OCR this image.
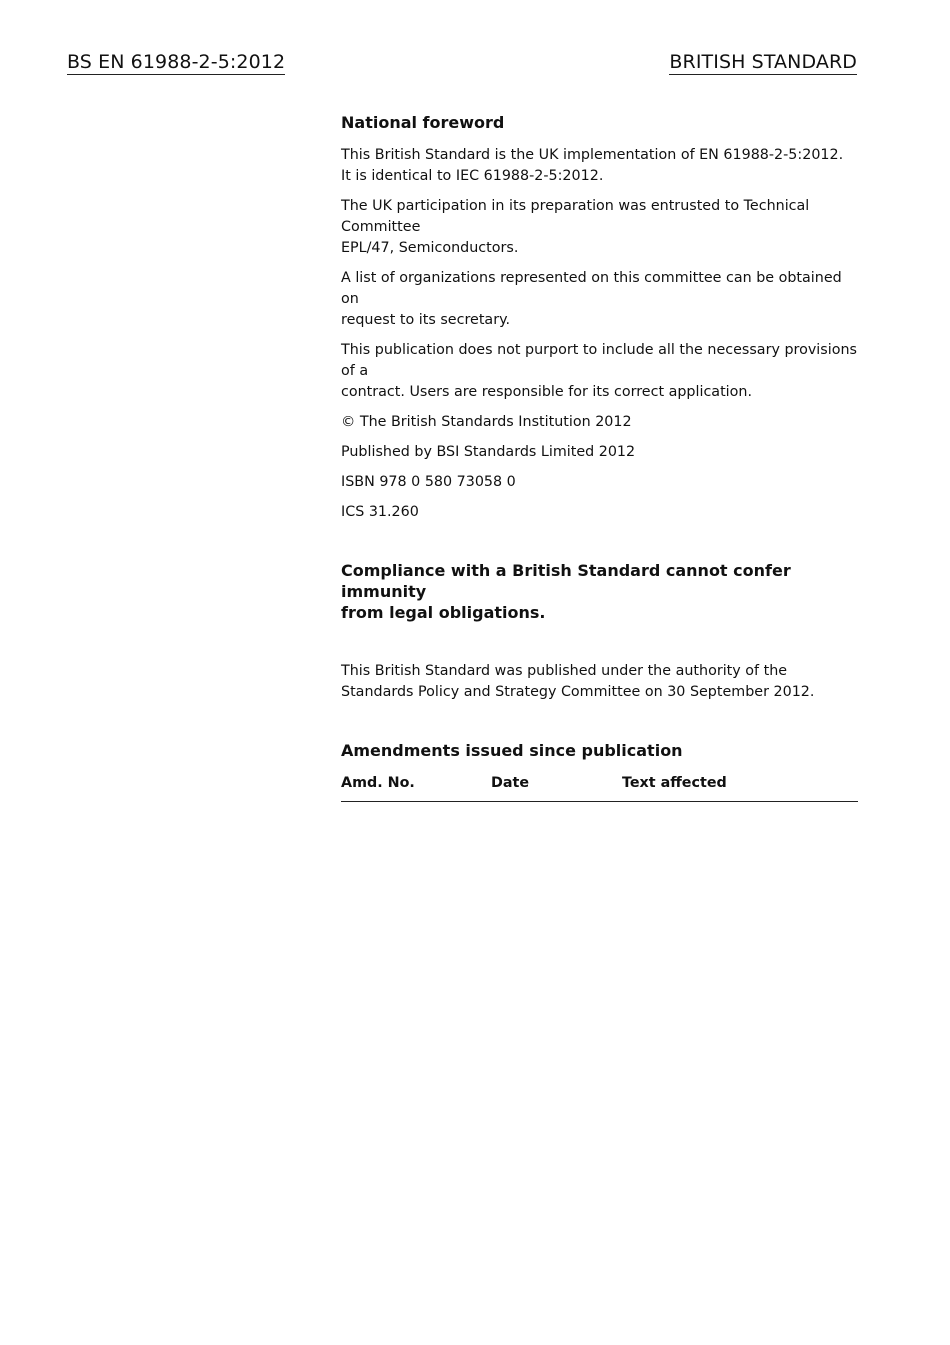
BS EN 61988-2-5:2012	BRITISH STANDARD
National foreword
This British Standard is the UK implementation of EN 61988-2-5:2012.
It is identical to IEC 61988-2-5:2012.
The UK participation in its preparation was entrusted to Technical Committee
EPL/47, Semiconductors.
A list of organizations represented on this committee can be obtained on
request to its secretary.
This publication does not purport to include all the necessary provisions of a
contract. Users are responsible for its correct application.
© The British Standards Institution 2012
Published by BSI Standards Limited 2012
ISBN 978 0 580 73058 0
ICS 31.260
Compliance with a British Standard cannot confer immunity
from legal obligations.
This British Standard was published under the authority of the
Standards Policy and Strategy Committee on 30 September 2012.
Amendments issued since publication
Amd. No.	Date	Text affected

━━━━━━━━━━

**REQUEST**:
Retype all of the entries exactly as written, leaving out any images.

**THE REPLY**:
OCR this image.
BS EN 61988-2-5:2012	BRITISH STANDARD
National foreword
This British Standard is the UK implementation of EN 61988-2-5:2012.
It is identical to IEC 61988-2-5:2012.
The UK participation in its preparation was entrusted to Technical Committee
EPL/47, Semiconductors.
A list of organizations represented on this committee can be obtained on
request to its secretary.
This publication does not purport to include all the necessary provisions of a
contract. Users are responsible for its correct application.
© The British Standards Institution 2012
Published by BSI Standards Limited 2012
ISBN 978 0 580 73058 0
ICS 31.260
Compliance with a British Standard cannot confer immunity
from legal obligations.
This British Standard was published under the authority of the
Standards Policy and Strategy Committee on 30 September 2012.
Amendments issued since publication
Amd. No.	Date	Text affected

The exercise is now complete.